• Dataset items
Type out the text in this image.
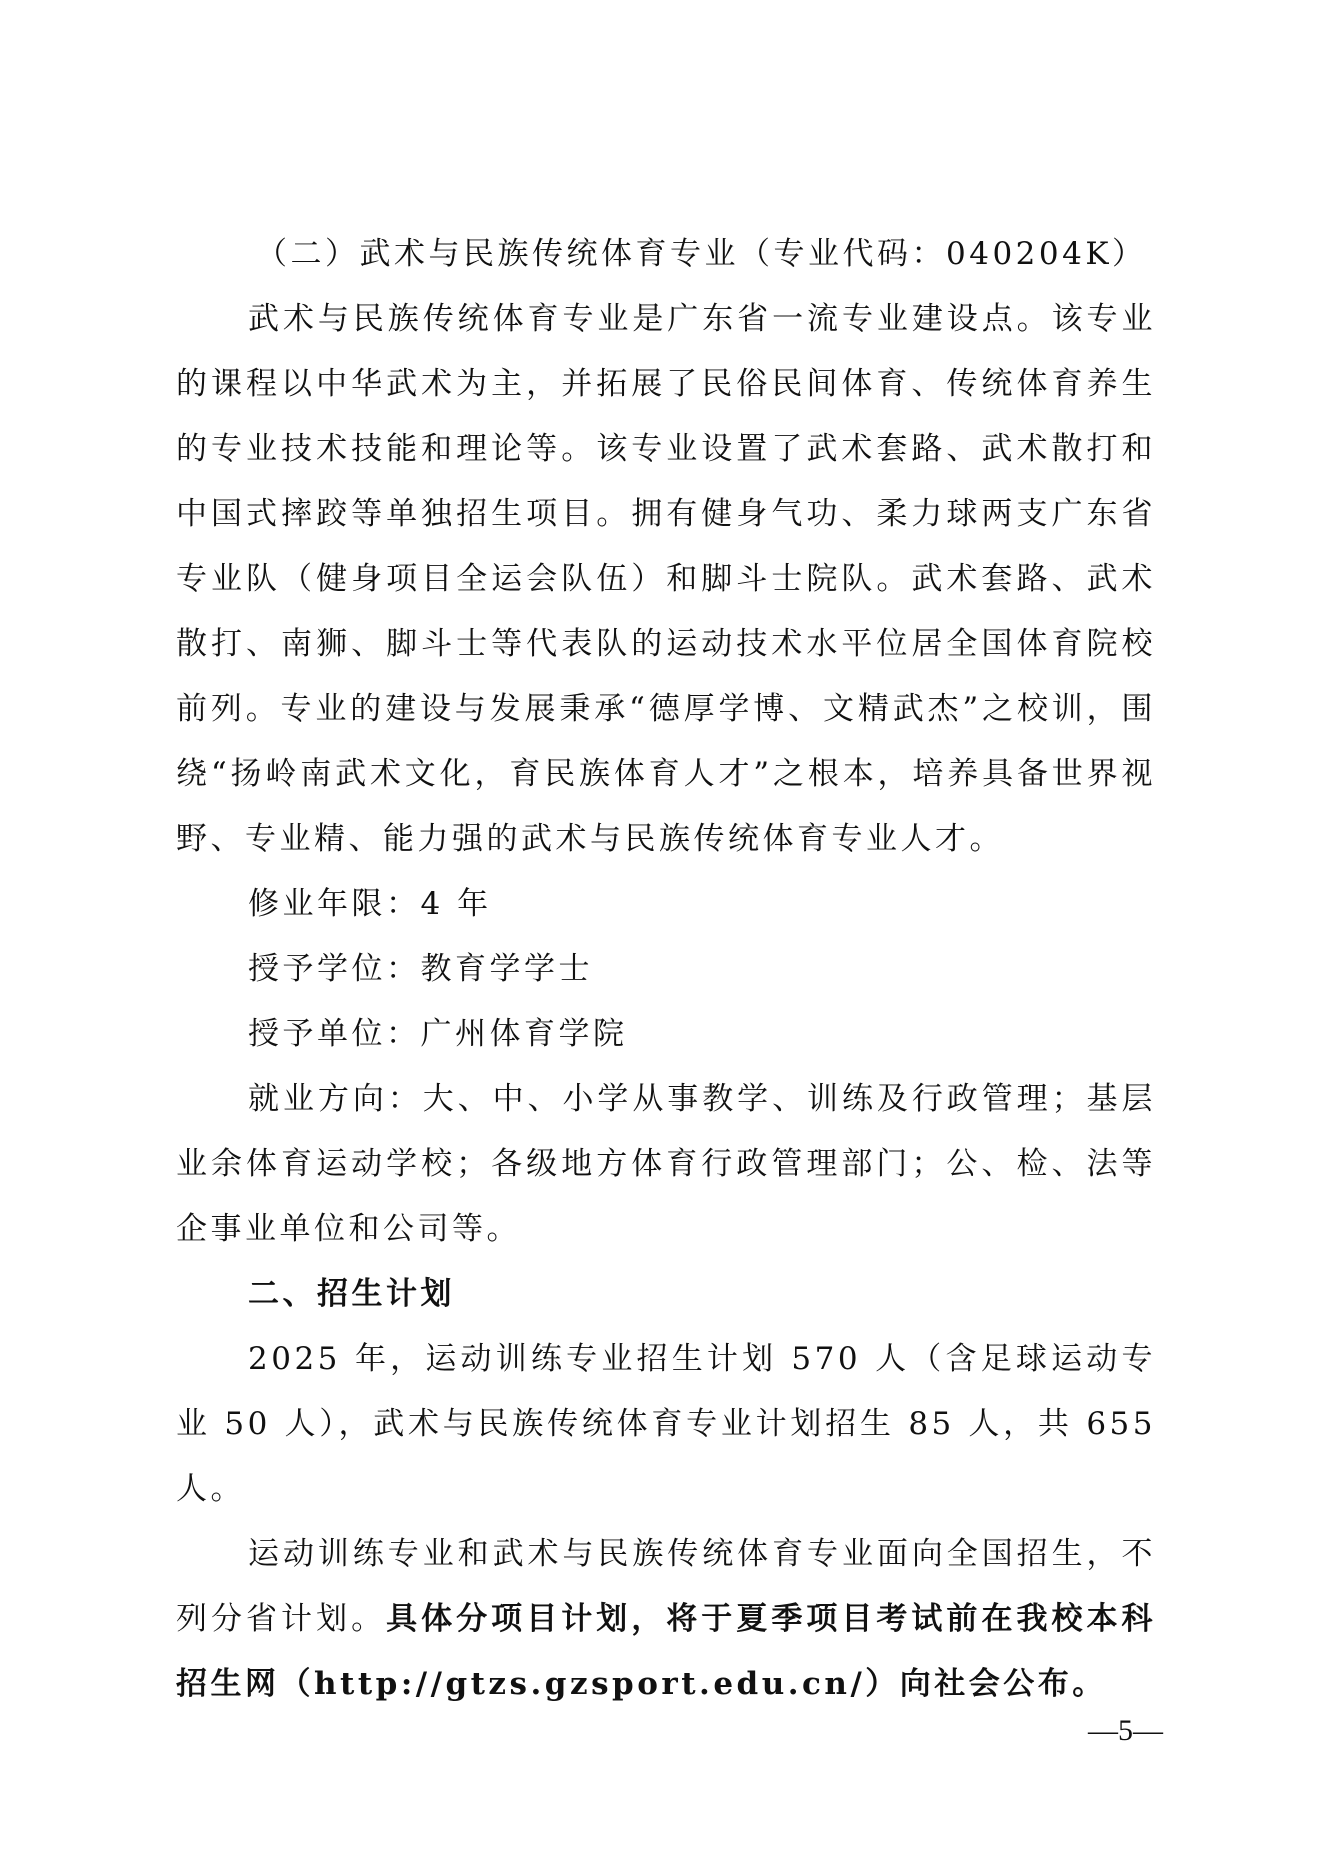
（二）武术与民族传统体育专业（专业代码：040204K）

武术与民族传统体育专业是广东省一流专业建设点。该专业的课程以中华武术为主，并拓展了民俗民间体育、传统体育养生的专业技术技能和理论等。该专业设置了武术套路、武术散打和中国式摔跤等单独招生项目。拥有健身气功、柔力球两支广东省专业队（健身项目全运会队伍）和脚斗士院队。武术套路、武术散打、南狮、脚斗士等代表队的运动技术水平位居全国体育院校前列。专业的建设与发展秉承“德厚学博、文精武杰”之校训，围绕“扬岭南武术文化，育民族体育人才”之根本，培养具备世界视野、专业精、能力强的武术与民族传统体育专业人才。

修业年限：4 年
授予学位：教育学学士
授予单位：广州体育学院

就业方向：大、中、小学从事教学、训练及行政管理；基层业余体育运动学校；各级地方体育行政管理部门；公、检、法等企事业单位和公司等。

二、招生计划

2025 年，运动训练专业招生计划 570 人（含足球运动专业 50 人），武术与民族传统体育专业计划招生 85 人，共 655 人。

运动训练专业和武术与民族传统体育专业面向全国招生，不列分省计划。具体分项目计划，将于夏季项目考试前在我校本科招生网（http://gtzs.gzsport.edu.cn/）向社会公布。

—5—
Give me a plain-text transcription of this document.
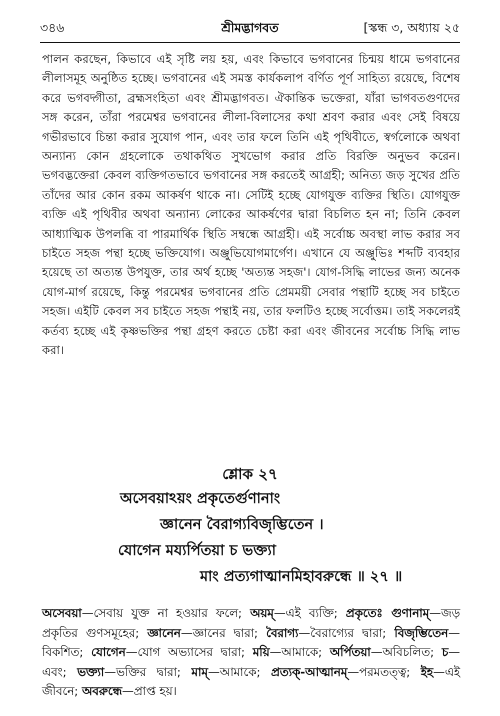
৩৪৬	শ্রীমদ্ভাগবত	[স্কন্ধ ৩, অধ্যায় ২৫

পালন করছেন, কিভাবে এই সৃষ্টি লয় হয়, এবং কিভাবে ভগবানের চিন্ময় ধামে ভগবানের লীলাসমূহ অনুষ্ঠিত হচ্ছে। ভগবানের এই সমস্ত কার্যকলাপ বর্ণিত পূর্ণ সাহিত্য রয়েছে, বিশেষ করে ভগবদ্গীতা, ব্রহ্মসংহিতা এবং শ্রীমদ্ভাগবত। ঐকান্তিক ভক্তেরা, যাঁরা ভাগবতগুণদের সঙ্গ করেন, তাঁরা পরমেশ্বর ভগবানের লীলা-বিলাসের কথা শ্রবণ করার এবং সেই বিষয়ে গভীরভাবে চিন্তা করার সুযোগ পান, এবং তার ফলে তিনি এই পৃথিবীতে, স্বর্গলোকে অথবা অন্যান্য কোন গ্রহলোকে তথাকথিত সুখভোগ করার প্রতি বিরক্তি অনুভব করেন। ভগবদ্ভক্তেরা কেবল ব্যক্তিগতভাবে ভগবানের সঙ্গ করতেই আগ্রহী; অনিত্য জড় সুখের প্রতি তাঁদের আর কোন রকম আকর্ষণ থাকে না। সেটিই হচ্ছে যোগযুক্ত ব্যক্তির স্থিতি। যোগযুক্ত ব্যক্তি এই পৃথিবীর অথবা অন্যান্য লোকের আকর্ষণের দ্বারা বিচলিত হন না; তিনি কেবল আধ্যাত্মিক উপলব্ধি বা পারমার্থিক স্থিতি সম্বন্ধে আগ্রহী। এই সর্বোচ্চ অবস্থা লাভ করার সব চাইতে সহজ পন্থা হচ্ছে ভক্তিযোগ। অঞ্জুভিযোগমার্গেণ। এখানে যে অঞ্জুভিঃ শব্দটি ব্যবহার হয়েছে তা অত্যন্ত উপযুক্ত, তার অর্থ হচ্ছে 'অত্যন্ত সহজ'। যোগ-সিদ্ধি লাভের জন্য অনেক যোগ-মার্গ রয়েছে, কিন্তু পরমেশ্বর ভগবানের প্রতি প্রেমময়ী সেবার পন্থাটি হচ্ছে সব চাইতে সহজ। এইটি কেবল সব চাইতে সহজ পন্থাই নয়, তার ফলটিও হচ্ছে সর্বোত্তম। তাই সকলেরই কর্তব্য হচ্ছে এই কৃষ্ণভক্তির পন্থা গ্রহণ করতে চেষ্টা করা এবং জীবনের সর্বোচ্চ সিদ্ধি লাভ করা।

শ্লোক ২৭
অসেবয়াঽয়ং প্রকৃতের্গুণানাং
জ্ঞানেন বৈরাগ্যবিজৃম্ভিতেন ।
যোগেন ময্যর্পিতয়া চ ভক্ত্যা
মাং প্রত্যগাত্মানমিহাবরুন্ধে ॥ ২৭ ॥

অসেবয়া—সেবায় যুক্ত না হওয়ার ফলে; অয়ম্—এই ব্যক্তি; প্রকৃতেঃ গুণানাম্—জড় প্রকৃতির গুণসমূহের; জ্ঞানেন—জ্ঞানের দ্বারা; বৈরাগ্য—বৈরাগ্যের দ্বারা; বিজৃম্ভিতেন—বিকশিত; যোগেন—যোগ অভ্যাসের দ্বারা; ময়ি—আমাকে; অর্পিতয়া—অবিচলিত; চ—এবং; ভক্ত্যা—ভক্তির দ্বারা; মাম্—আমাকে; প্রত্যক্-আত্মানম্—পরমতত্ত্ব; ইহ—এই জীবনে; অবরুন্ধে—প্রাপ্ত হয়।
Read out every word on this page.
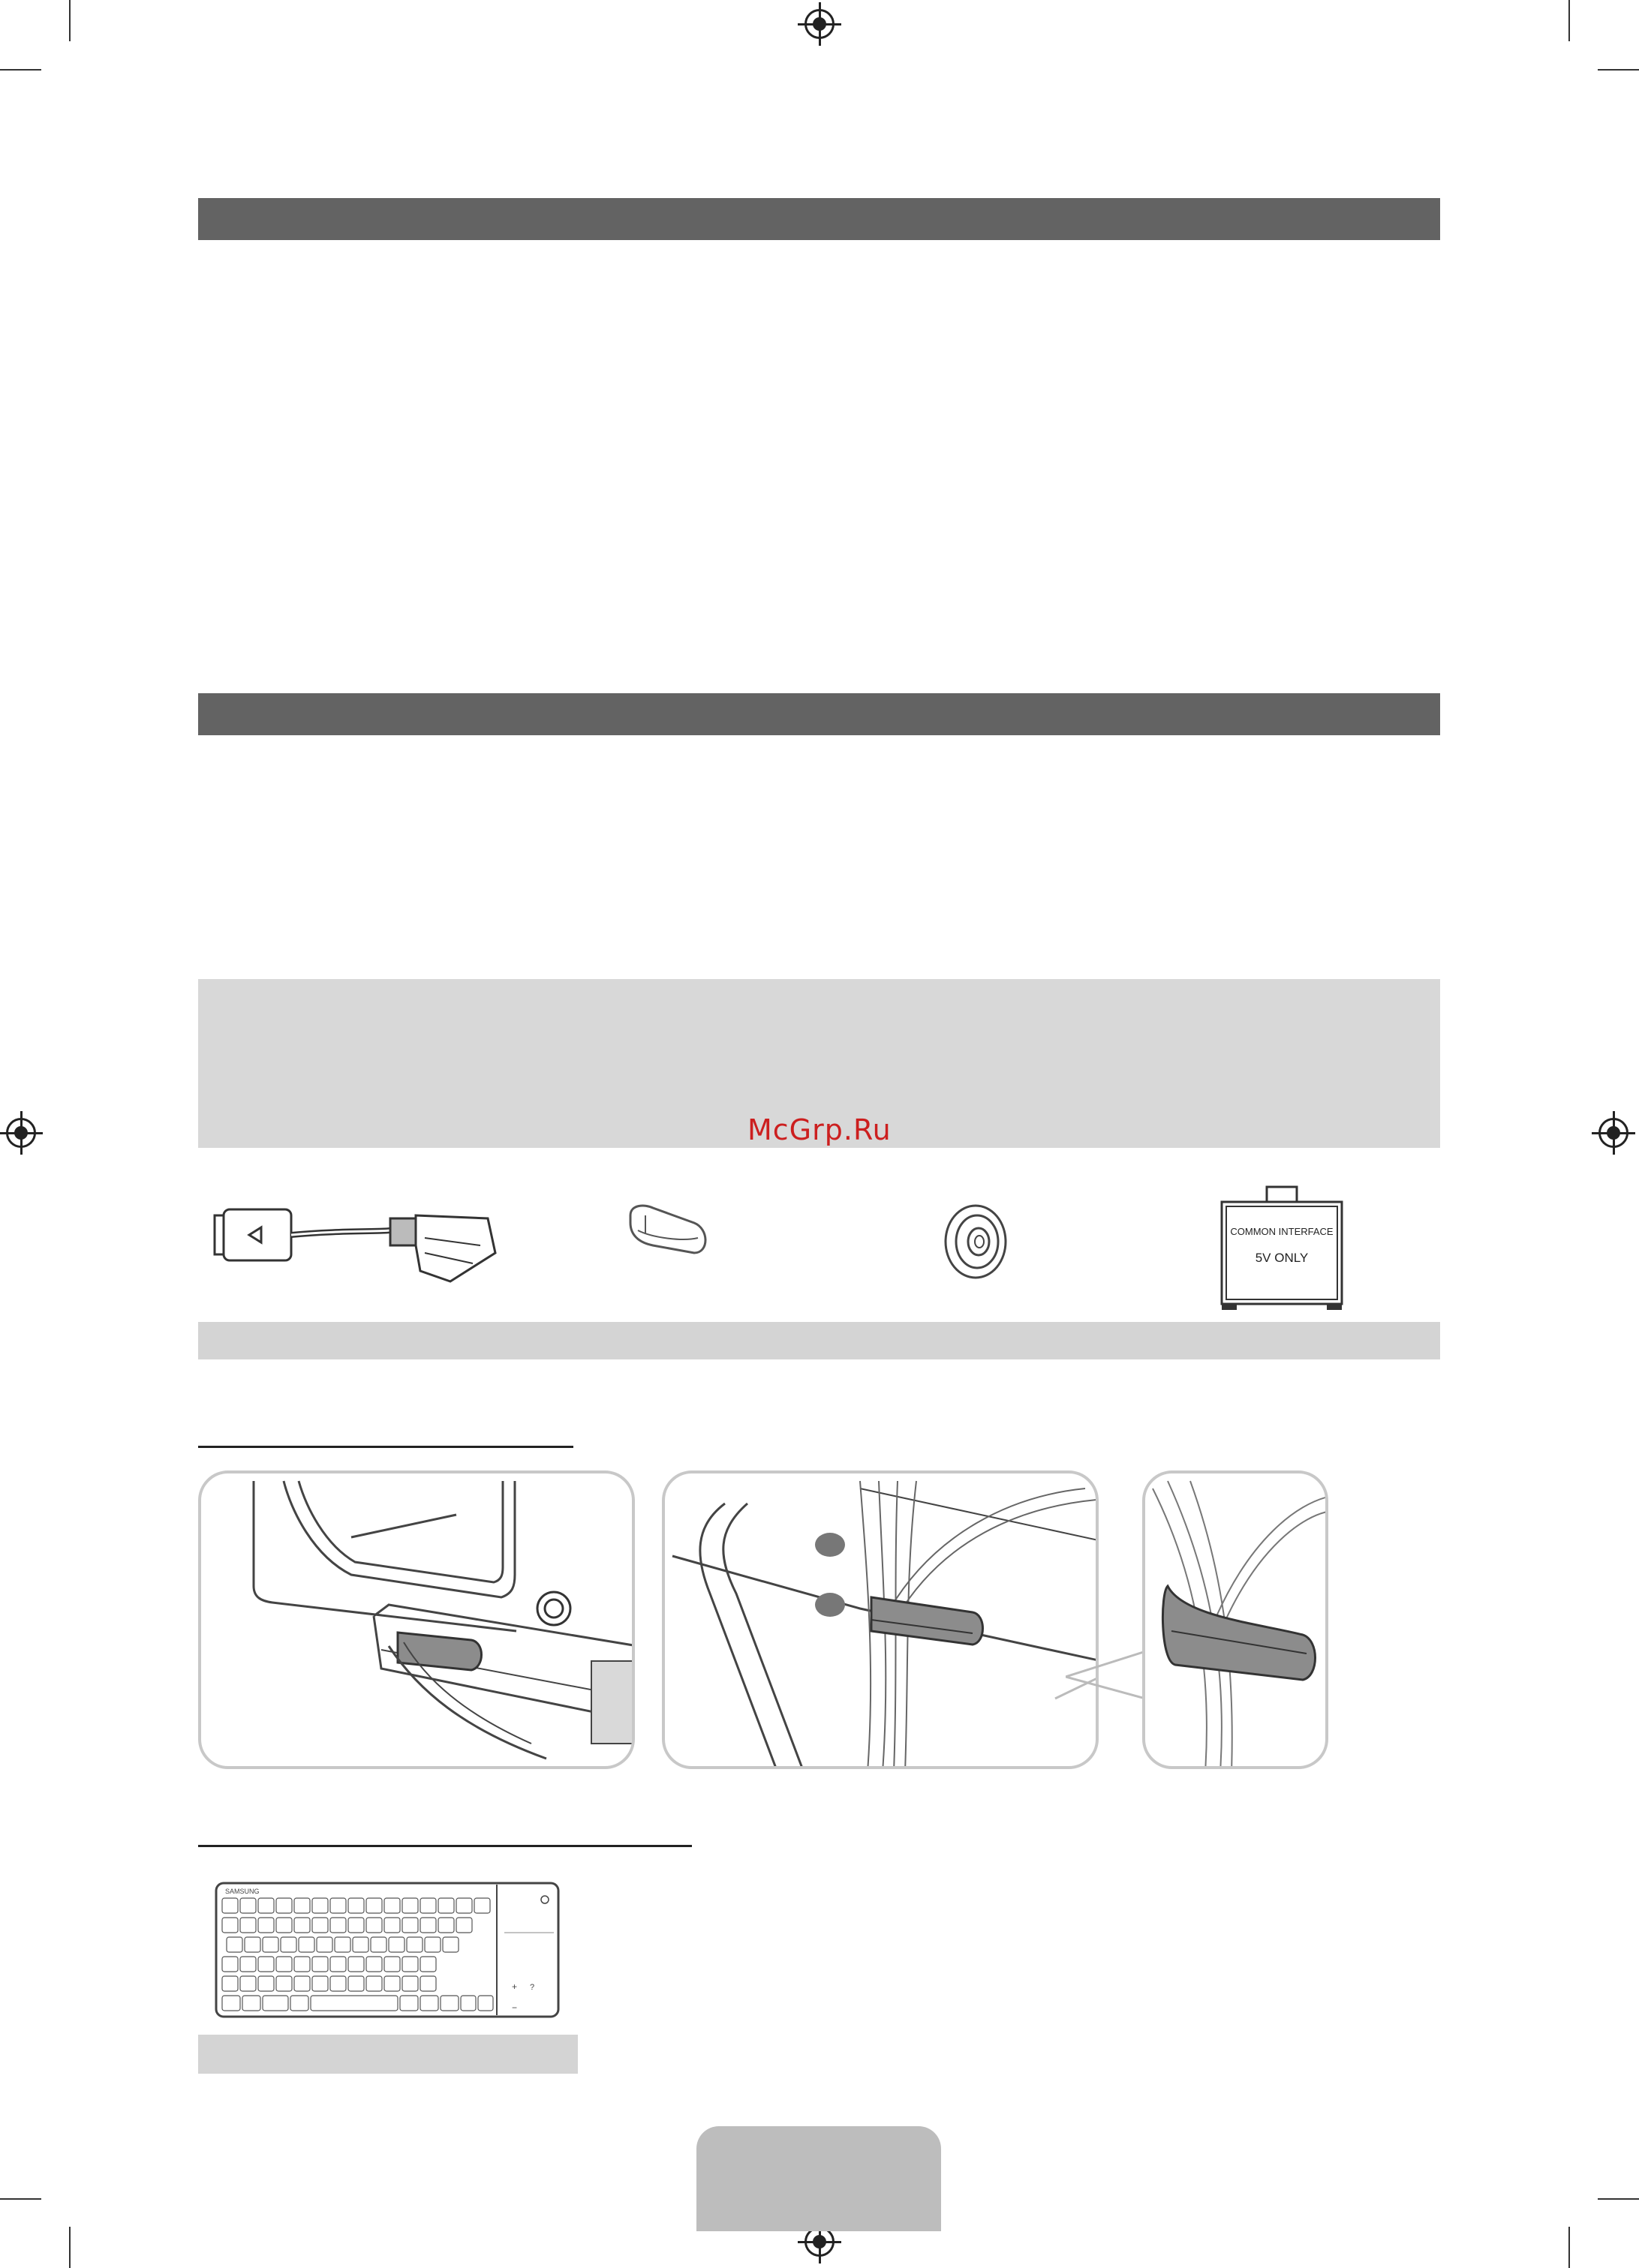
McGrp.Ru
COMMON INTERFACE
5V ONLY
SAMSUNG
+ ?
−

• Exercise goal
Copy each line above that contains the word "text".

• Answer to this task
Type out the text in this image.
Give me a plain-text transcription of this document.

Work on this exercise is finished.